Aim of the exercise =>
Identify and pull out each line of the entries in which "κεφαλαίων" occurs.

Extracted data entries

>> begin

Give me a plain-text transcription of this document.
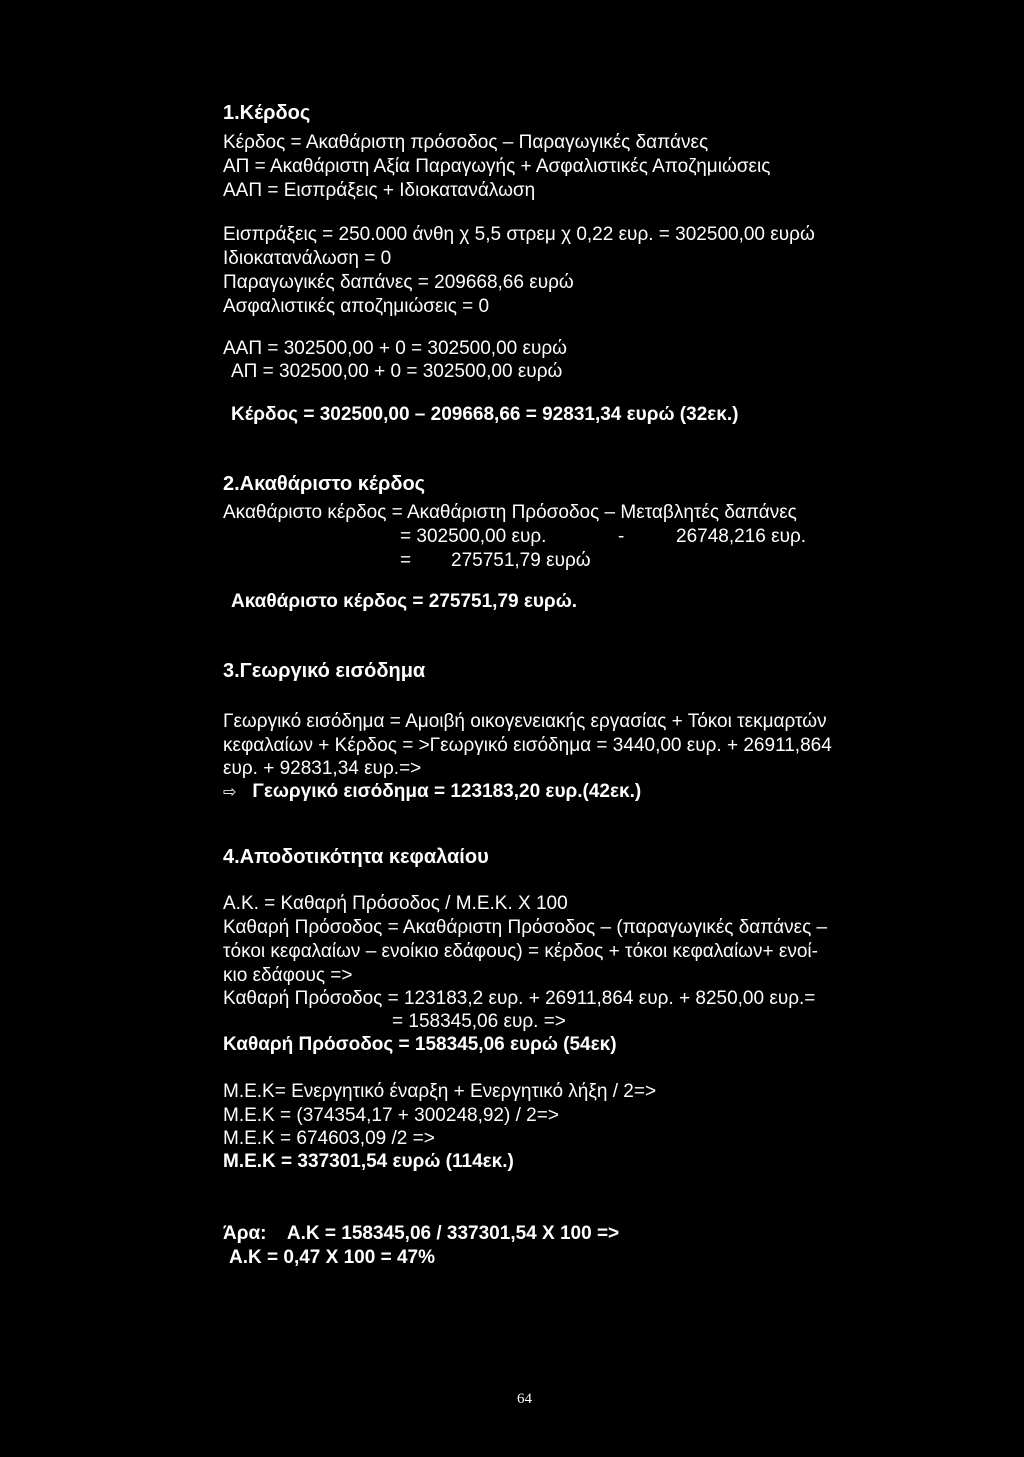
1.Κέρδος
Κέρδος = Ακαθάριστη πρόσοδος – Παραγωγικές δαπάνες
ΑΠ = Ακαθάριστη Αξία Παραγωγής + Ασφαλιστικές Αποζημιώσεις
ΑΑΠ = Εισπράξεις + Ιδιοκατανάλωση
Εισπράξεις = 250.000 άνθη χ 5,5 στρεμ χ 0,22 ευρ. = 302500,00 ευρώ
Ιδιοκατανάλωση = 0
Παραγωγικές δαπάνες = 209668,66 ευρώ
Ασφαλιστικές αποζημιώσεις = 0
ΑΑΠ = 302500,00 + 0 = 302500,00 ευρώ
ΑΠ = 302500,00 + 0 = 302500,00 ευρώ
Κέρδος = 302500,00 – 209668,66 = 92831,34 ευρώ (32εκ.)
2.Ακαθάριστο κέρδος
Ακαθάριστο κέρδος = Ακαθάριστη Πρόσοδος – Μεταβλητές δαπάνες
= 302500,00 ευρ.	-	26748,216 ευρ.
= 275751,79 ευρώ
Ακαθάριστο κέρδος = 275751,79 ευρώ.
3.Γεωργικό εισόδημα
Γεωργικό εισόδημα = Αμοιβή οικογενειακής εργασίας + Τόκοι τεκμαρτών
κεφαλαίων + Κέρδος = >Γεωργικό εισόδημα = 3440,00 ευρ. + 26911,864
ευρ. + 92831,34 ευρ.=>
⇨ Γεωργικό εισόδημα = 123183,20 ευρ.(42εκ.)
4.Αποδοτικότητα κεφαλαίου
Α.Κ. = Καθαρή Πρόσοδος / Μ.Ε.Κ. Χ 100
Καθαρή Πρόσοδος = Ακαθάριστη Πρόσοδος – (παραγωγικές δαπάνες –
τόκοι κεφαλαίων – ενοίκιο εδάφους) = κέρδος + τόκοι κεφαλαίων+ ενοί-
κιο εδάφους =>
Καθαρή Πρόσοδος = 123183,2 ευρ. + 26911,864 ευρ. + 8250,00 ευρ.=
= 158345,06 ευρ. =>
Καθαρή Πρόσοδος = 158345,06 ευρώ (54εκ)
Μ.Ε.Κ= Ενεργητικό έναρξη + Ενεργητικό λήξη / 2=>
Μ.Ε.Κ = (374354,17 + 300248,92) / 2=>
Μ.Ε.Κ = 674603,09 /2 =>
Μ.Ε.Κ = 337301,54 ευρώ (114εκ.)
Άρα:    Α.Κ = 158345,06 / 337301,54 Χ 100 =>
Α.Κ = 0,47 Χ 100 = 47%
64
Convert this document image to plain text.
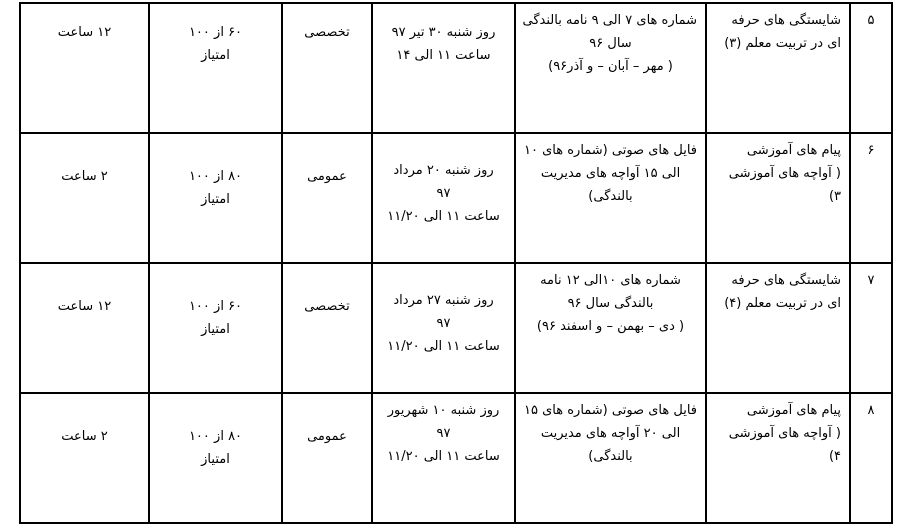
۵	شایستگی های حرفه
ای در تربیت معلم (۳)	شماره های ۷ الی ۹ نامه بالندگی
سال ۹۶
( مهر – آبان – و آذر۹۶)	روز شنبه ۳۰ تیر ۹۷
ساعت ۱۱ الی ۱۴	تخصصی	۶۰ از ۱۰۰
امتیاز	۱۲ ساعت

۶	پیام های آموزشی
( آواچه های آموزشی
۳)	فایل های صوتی (شماره های ۱۰
الی ۱۵ آواچه های مدیریت
بالندگی)	روز شنبه ۲۰ مرداد
۹۷
ساعت ۱۱ الی ۱۱/۲۰	عمومی	۸۰ از ۱۰۰
امتیاز	۲ ساعت

۷	شایستگی های حرفه
ای در تربیت معلم (۴)	شماره های ۱۰الی ۱۲ نامه
بالندگی سال ۹۶
( دی – بهمن – و اسفند ۹۶)	روز شنبه ۲۷ مرداد
۹۷
ساعت ۱۱ الی ۱۱/۲۰	تخصصی	۶۰ از ۱۰۰
امتیاز	۱۲ ساعت

۸	پیام های آموزشی
( آواچه های آموزشی
۴)	فایل های صوتی (شماره های ۱۵
الی ۲۰ آواچه های مدیریت
بالندگی)	روز شنبه ۱۰ شهریور
۹۷
ساعت ۱۱ الی ۱۱/۲۰	عمومی	۸۰ از ۱۰۰
امتیاز	۲ ساعت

>> end

Worked solution =>
κεφαλαίων + Κέρδος = >Γεωργικό εισόδημα = 3440,00 ευρ. + 26911,864
τόκοι κεφαλαίων – ενοίκιο εδάφους) = κέρδος + τόκοι κεφαλαίων+ ενοί-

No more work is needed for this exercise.